## Text block
----------

We only aim for bitwise determinism between runs on machines with the same architecture and configuration. For example, even when torch.experimental.deterministic is True we do not aim for bitwise determinism when any of the following varies:

PyTorch version
CPU architecture (e.g. x86 with AVX vs. ARM)
GPU architecture (e.g. AMD vs. NVIDIA or P100 vs. V100)
Library dependencies (e.g. OpenBLAS vs. MKL)
Number of OpenMP threads

Implementation suggestions

I suggest adding this feature in two steps. The first step is to add the torch.backends.cudnn.deterministic flag and add warnings to any non-deterministic operations. The second step is to add deterministic implementations for the non-deterministic operations.

There is a partial list of non-deterministic operations in the PyTorch docs.

Open questions

How should torch.experimental.deterministic interact with the RNG seed? Should it set a default seed if no manual seed has been set? Should it issue a warning if no manual seed has been set?

cc @ezyang @gchanan @zou3519

feature high priority determinism internals triaged

Source

colesbury

Most helpful comment

Hi, I want to talk about the plan going forward for torch.deterministic. There are a few high-level questions that we need to answer:

What are the semantics of torch.deterministic? What does the user expect? Is best effort actually useful for a user? If it is not useful, is it better to define torch.deterministic in terms of what operations it controls?
Now that we have the torch.deterministic flag, does it make sense to eliminate the deterministic= keyword argument entirely from public facing API (bmm, I'm looking at you).
What is the end game for this work? How much of this are you (@kurtamohler) going to work on, versus the generic community, and when we get to the end of your stint here, what does a reasonable state look like?

Starting with (1), the current documentation for torch.deterministic says:

     r"""Sets a global flag to force all operations to use a deterministic
    implementation if available. If an operation that does not have a
    deterministic implementation is called while this setting is True, the
    operation will throw a RuntimeError.

    Note that deterministic operations tend to have worse performance than
    non-deterministic operations.

While this may be true for an eventual end state, this inaccurately represents the current situation, where a lot of operations have not been audited and for any given model, we don't know if torch.deterministic will actually do what it says on the tin and make your model deterministic / raise an error when you hit nondet. So basically, our implementation is buggy with respect to these semantics, and will continue to be buggy for the forseeable future. This is not a great state to be in.

We could change the documentation of torch.deterministic to ameliorate this. Some possible changes:

torch.deterministic is best effort, but please report bugs if you see that it doesn't catch some non-determinism
torch.deterministic toggles the behavior of these operators (and then give an exhaustive list of the operators it toggles)

----------

## Required work
1) In the PyTorch determinism discussion, which flag does the first suggested implementation step add?
2) Please extract from the PyTorch determinism discussion the part that opens with the words containing "Implementation suggestions" and closes with "the PyTorch docs.".
3) Write what comes next in the PyTorch determinism discussion, picking up after its final sentence.
The data after this text is not needed.

Dataset entries:

----------

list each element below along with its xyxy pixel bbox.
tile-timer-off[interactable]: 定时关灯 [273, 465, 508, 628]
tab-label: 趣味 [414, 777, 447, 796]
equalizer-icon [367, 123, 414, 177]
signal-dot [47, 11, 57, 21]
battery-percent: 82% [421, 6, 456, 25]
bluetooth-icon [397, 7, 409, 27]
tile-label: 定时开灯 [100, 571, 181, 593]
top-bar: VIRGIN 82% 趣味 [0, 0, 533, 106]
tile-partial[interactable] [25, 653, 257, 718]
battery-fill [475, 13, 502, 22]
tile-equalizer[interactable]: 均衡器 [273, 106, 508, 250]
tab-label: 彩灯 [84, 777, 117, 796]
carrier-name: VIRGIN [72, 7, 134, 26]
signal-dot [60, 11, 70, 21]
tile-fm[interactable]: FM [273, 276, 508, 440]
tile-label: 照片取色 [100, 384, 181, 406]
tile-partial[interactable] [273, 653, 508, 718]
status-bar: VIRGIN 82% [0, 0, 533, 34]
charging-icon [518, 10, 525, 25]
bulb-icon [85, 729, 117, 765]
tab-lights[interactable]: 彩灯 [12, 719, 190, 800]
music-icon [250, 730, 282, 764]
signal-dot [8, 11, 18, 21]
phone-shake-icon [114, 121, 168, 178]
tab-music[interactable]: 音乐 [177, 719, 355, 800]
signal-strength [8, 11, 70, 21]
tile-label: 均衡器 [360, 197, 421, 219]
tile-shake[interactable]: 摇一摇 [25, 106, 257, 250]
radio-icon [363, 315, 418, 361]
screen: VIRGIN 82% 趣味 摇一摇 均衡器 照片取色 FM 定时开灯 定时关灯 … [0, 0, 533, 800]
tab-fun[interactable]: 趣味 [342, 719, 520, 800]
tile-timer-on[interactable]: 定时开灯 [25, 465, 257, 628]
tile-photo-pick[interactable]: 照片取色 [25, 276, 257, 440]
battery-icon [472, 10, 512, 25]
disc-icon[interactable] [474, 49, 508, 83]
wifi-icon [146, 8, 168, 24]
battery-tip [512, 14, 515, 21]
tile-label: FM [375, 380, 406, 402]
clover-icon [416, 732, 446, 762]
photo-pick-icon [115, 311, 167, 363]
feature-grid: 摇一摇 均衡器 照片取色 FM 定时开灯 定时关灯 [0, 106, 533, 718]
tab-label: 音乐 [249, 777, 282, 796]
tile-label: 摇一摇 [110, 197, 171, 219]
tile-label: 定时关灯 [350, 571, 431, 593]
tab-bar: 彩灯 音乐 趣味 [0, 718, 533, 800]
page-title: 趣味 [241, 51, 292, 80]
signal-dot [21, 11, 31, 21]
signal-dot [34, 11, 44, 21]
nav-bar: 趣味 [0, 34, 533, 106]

----------

## The answers
1) The torch.backends.cudnn.deterministic flag.

2)
Implementation suggestions

I suggest adding this feature in two steps. The first step is to add the torch.backends.cudnn.deterministic flag and add warnings to any non-deterministic operations. The second step is to add deterministic implementations for the non-deterministic operations.

There is a partial list of non-deterministic operations in the PyTorch docs.

3)
The second bullet point leads to (2): if torch.deterministic now exists as a way to toggle determinism, it is much less important to support determinism directly in the user API. So we probably shouldn't have added the deterministic argument to bmm. We might consider exposing an internal function if you want to toggle something directly, but deterministic shouldn't be available directly on the function itself.

What do you think? I think changing the docs is probably the easiest way to get on a sustainable path. There are some other details, like how to populate the exhaustive list, but these semantics probably make more sense than "ideal" semantics that aren't actually going to be true.

cc @gchanan @mruberry

ezyang on 22 Jul 2020

👍3

All 67 comments

This is a thumbs up from me. Problem will primarily be how to actually roll this out everywhere in the codebase; nothing worse is to claim that we're deterministic, but then secretly it's not :)

ezyang on 18 Dec 2018

I'm all for it and my approach would be to flag ops and error when deterministic is on and we know they're not.

t-vi on 18 Dec 2018

I think erroring on non-deterministic ops is too harsh. Warning seems like a smoother experience

fmassa on 18 Dec 2018

👍1

I think the default should be to throw, but I guess we could support a multi-valued property there (non-deterministic is ok, warn, throw).

apaszke on 29 Dec 2018

👍1

I must admit I don't really see the use-case of a warning. When people care about deterministic enough to switch it on, they'd probably expect the error. You could always switch it off for certain calls to say that you're OK with whatever nondeterminism is in there.

t-vi on 21 Feb 2019

Error, warning, proper documentation...
The latter is a must.
Warning or error? I'll go with an error.

ranshadmi on 22 Feb 2019

throwing seems great. I agree with Adam that giving an option to warn instead of throw seems reasonable.

soumith on 23 Feb 2019

Thanks for weighing in. In the end, the main effort for the ternary flag is the flag itself, and that's not hard.
I'll add a flag to Context.h and sprinkle (via an utility function) the AT_ERROR and AT_CHECK.

t-vi on 23 Feb 2019

Hello,
Any news an this flag?
Determinism is crucial.
From my experience, current version allows determinism over one gpu, up to a precision 1e-16, using fixed seeds. Note that infinitesimal difference may be amplified and diverge the results.

Please, consider the case of multigpu as well (at least for a fixed K gpus, the behavior needs to be deterministic. I am able to achieve some kind of determinisim that breaks down from time to time for a reason I do not understand for now (using nightly build 1.2.0.dev20190616).). I am struggling with it right now (1, 2).

Thank you!

sbelharbi on 17 Jun 2019

@t-vi are you actively working on this?

umanwizard on 17 Jun 2019

I don't want to keep you from doing it.

t-vi on 17 Jun 2019

@t-vi Sorry if I was not clear, I am not planning on working on this :) . Just was trying to understand whether anyone was actively doing so.

umanwizard on 17 Jun 2019

After almost one year, the problem of non-deterministic interpolation is still not solved.

Hope the community to add this feature :)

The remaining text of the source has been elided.